— Start RECORD EXCERPTS —
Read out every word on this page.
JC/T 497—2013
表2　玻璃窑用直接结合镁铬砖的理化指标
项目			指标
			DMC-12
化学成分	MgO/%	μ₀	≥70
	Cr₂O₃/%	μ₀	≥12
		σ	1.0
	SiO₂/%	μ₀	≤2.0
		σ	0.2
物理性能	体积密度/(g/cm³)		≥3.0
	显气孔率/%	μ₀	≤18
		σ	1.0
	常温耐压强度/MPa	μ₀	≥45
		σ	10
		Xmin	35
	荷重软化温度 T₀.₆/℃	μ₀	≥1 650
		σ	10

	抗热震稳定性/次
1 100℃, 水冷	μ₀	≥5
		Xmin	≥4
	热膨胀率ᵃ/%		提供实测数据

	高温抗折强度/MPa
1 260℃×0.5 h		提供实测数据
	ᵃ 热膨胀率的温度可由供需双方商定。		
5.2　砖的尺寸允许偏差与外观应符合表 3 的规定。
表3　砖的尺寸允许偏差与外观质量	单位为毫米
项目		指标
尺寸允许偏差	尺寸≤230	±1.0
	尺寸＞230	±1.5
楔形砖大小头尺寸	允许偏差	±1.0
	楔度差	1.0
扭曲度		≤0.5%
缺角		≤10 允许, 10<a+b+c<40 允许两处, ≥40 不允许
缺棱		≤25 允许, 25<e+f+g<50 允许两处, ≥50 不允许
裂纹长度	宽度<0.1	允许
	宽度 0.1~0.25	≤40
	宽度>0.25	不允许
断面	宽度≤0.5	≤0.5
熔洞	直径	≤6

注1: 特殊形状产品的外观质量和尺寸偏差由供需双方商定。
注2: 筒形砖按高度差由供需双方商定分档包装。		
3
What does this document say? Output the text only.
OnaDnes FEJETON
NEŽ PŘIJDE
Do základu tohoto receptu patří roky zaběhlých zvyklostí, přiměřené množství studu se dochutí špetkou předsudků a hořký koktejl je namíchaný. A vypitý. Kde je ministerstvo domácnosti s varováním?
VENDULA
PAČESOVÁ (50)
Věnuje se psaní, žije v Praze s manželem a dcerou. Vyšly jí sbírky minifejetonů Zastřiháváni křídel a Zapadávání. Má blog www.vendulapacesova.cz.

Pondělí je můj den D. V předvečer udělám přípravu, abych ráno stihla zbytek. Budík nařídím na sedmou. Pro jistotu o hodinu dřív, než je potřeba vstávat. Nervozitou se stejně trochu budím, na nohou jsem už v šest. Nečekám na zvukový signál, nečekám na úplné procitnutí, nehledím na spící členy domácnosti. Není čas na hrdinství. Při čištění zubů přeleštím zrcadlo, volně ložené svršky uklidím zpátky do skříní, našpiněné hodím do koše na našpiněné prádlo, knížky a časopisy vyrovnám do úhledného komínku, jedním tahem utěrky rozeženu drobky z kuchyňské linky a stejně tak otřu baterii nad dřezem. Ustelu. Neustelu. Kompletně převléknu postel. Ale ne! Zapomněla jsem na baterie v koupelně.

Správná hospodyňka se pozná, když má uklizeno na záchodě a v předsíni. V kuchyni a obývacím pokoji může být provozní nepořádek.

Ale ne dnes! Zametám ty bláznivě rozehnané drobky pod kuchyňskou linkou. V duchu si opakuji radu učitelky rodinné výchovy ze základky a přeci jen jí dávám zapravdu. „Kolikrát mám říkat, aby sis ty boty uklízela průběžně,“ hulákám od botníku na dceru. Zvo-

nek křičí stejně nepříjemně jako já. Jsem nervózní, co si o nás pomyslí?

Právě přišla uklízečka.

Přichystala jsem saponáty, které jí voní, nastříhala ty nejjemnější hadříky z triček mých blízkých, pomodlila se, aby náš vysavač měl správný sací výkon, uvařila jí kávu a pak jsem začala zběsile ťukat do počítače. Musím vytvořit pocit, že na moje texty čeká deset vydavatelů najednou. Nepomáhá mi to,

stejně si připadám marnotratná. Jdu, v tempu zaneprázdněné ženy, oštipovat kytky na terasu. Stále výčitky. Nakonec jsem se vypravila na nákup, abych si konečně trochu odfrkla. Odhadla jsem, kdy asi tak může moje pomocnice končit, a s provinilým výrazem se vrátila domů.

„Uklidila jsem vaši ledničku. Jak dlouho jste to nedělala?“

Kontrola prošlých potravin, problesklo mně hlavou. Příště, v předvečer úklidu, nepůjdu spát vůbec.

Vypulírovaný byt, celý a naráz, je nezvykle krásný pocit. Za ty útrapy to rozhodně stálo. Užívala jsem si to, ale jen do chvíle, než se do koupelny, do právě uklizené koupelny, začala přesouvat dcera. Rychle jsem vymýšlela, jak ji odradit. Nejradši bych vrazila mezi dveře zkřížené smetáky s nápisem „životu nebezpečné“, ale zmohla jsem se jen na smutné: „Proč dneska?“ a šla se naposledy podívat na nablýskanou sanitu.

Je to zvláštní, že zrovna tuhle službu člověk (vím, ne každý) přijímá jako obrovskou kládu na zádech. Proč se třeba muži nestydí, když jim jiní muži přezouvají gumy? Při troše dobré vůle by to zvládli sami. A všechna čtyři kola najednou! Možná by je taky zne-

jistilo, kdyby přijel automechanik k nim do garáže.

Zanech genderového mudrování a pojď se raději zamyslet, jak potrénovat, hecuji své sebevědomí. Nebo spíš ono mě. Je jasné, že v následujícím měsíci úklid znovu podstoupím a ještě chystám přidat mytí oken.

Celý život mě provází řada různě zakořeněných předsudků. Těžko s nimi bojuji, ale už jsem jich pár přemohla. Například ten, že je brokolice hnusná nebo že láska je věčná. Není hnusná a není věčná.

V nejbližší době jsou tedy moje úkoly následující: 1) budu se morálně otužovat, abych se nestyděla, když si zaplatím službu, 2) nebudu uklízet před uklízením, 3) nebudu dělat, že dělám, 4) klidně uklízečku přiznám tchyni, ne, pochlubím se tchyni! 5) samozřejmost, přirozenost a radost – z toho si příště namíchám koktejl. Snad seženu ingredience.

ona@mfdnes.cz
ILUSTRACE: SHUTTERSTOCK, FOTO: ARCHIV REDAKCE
— End RECORD EXCERPTS —
_TASK DIRECTIONS_
Copy out the material above in its entirety. Every detail must match.

_RESULT BELOW_
Read out every word on this page.
JC/T 497—2013
表2　玻璃窑用直接结合镁铬砖的理化指标
项目			指标
			DMC-12
化学成分	MgO/%	μ₀	≥70
	Cr₂O₃/%	μ₀	≥12
		σ	1.0
	SiO₂/%	μ₀	≤2.0
		σ	0.2
物理性能	体积密度/(g/cm³)		≥3.0
	显气孔率/%	μ₀	≤18
		σ	1.0
	常温耐压强度/MPa	μ₀	≥45
		σ	10
		Xmin	35
	荷重软化温度 T₀.₆/℃	μ₀	≥1 650
		σ	10

	抗热震稳定性/次
1 100℃, 水冷	μ₀	≥5
		Xmin	≥4
	热膨胀率ᵃ/%		提供实测数据

	高温抗折强度/MPa
1 260℃×0.5 h		提供实测数据
	ᵃ 热膨胀率的温度可由供需双方商定。		
5.2　砖的尺寸允许偏差与外观应符合表 3 的规定。
表3　砖的尺寸允许偏差与外观质量	单位为毫米
项目		指标
尺寸允许偏差	尺寸≤230	±1.0
	尺寸＞230	±1.5
楔形砖大小头尺寸	允许偏差	±1.0
	楔度差	1.0
扭曲度		≤0.5%
缺角		≤10 允许, 10<a+b+c<40 允许两处, ≥40 不允许
缺棱		≤25 允许, 25<e+f+g<50 允许两处, ≥50 不允许
裂纹长度	宽度<0.1	允许
	宽度 0.1~0.25	≤40
	宽度>0.25	不允许
断面	宽度≤0.5	≤0.5
熔洞	直径	≤6

注1: 特殊形状产品的外观质量和尺寸偏差由供需双方商定。
注2: 筒形砖按高度差由供需双方商定分档包装。		
3
What does this document say? Output the text only.
OnaDnes FEJETON
NEŽ PŘIJDE
Do základu tohoto receptu patří roky zaběhlých zvyklostí, přiměřené množství studu se dochutí špetkou předsudků a hořký koktejl je namíchaný. A vypitý. Kde je ministerstvo domácnosti s varováním?
VENDULA
PAČESOVÁ (50)
Věnuje se psaní, žije v Praze s manželem a dcerou. Vyšly jí sbírky minifejetonů Zastřiháváni křídel a Zapadávání. Má blog www.vendulapacesova.cz.

Pondělí je můj den D. V předvečer udělám přípravu, abych ráno stihla zbytek. Budík nařídím na sedmou. Pro jistotu o hodinu dřív, než je potřeba vstávat. Nervozitou se stejně trochu budím, na nohou jsem už v šest. Nečekám na zvukový signál, nečekám na úplné procitnutí, nehledím na spící členy domácnosti. Není čas na hrdinství. Při čištění zubů přeleštím zrcadlo, volně ložené svršky uklidím zpátky do skříní, našpiněné hodím do koše na našpiněné prádlo, knížky a časopisy vyrovnám do úhledného komínku, jedním tahem utěrky rozeženu drobky z kuchyňské linky a stejně tak otřu baterii nad dřezem. Ustelu. Neustelu. Kompletně převléknu postel. Ale ne! Zapomněla jsem na baterie v koupelně.

Správná hospodyňka se pozná, když má uklizeno na záchodě a v předsíni. V kuchyni a obývacím pokoji může být provozní nepořádek.

Ale ne dnes! Zametám ty bláznivě rozehnané drobky pod kuchyňskou linkou. V duchu si opakuji radu učitelky rodinné výchovy ze základky a přeci jen jí dávám zapravdu. „Kolikrát mám říkat, aby sis ty boty uklízela průběžně,“ hulákám od botníku na dceru. Zvo-

nek křičí stejně nepříjemně jako já. Jsem nervózní, co si o nás pomyslí?

Právě přišla uklízečka.

Přichystala jsem saponáty, které jí voní, nastříhala ty nejjemnější hadříky z triček mých blízkých, pomodlila se, aby náš vysavač měl správný sací výkon, uvařila jí kávu a pak jsem začala zběsile ťukat do počítače. Musím vytvořit pocit, že na moje texty čeká deset vydavatelů najednou. Nepomáhá mi to,

stejně si připadám marnotratná. Jdu, v tempu zaneprázdněné ženy, oštipovat kytky na terasu. Stále výčitky. Nakonec jsem se vypravila na nákup, abych si konečně trochu odfrkla. Odhadla jsem, kdy asi tak může moje pomocnice končit, a s provinilým výrazem se vrátila domů.

„Uklidila jsem vaši ledničku. Jak dlouho jste to nedělala?“

Kontrola prošlých potravin, problesklo mně hlavou. Příště, v předvečer úklidu, nepůjdu spát vůbec.

Vypulírovaný byt, celý a naráz, je nezvykle krásný pocit. Za ty útrapy to rozhodně stálo. Užívala jsem si to, ale jen do chvíle, než se do koupelny, do právě uklizené koupelny, začala přesouvat dcera. Rychle jsem vymýšlela, jak ji odradit. Nejradši bych vrazila mezi dveře zkřížené smetáky s nápisem „životu nebezpečné“, ale zmohla jsem se jen na smutné: „Proč dneska?“ a šla se naposledy podívat na nablýskanou sanitu.

Je to zvláštní, že zrovna tuhle službu člověk (vím, ne každý) přijímá jako obrovskou kládu na zádech. Proč se třeba muži nestydí, když jim jiní muži přezouvají gumy? Při troše dobré vůle by to zvládli sami. A všechna čtyři kola najednou! Možná by je taky zne-

jistilo, kdyby přijel automechanik k nim do garáže.

Zanech genderového mudrování a pojď se raději zamyslet, jak potrénovat, hecuji své sebevědomí. Nebo spíš ono mě. Je jasné, že v následujícím měsíci úklid znovu podstoupím a ještě chystám přidat mytí oken.

Celý život mě provází řada různě zakořeněných předsudků. Těžko s nimi bojuji, ale už jsem jich pár přemohla. Například ten, že je brokolice hnusná nebo že láska je věčná. Není hnusná a není věčná.

V nejbližší době jsou tedy moje úkoly následující: 1) budu se morálně otužovat, abych se nestyděla, když si zaplatím službu, 2) nebudu uklízet před uklízením, 3) nebudu dělat, že dělám, 4) klidně uklízečku přiznám tchyni, ne, pochlubím se tchyni! 5) samozřejmost, přirozenost a radost – z toho si příště namíchám koktejl. Snad seženu ingredience.

ona@mfdnes.cz
ILUSTRACE: SHUTTERSTOCK, FOTO: ARCHIV REDAKCE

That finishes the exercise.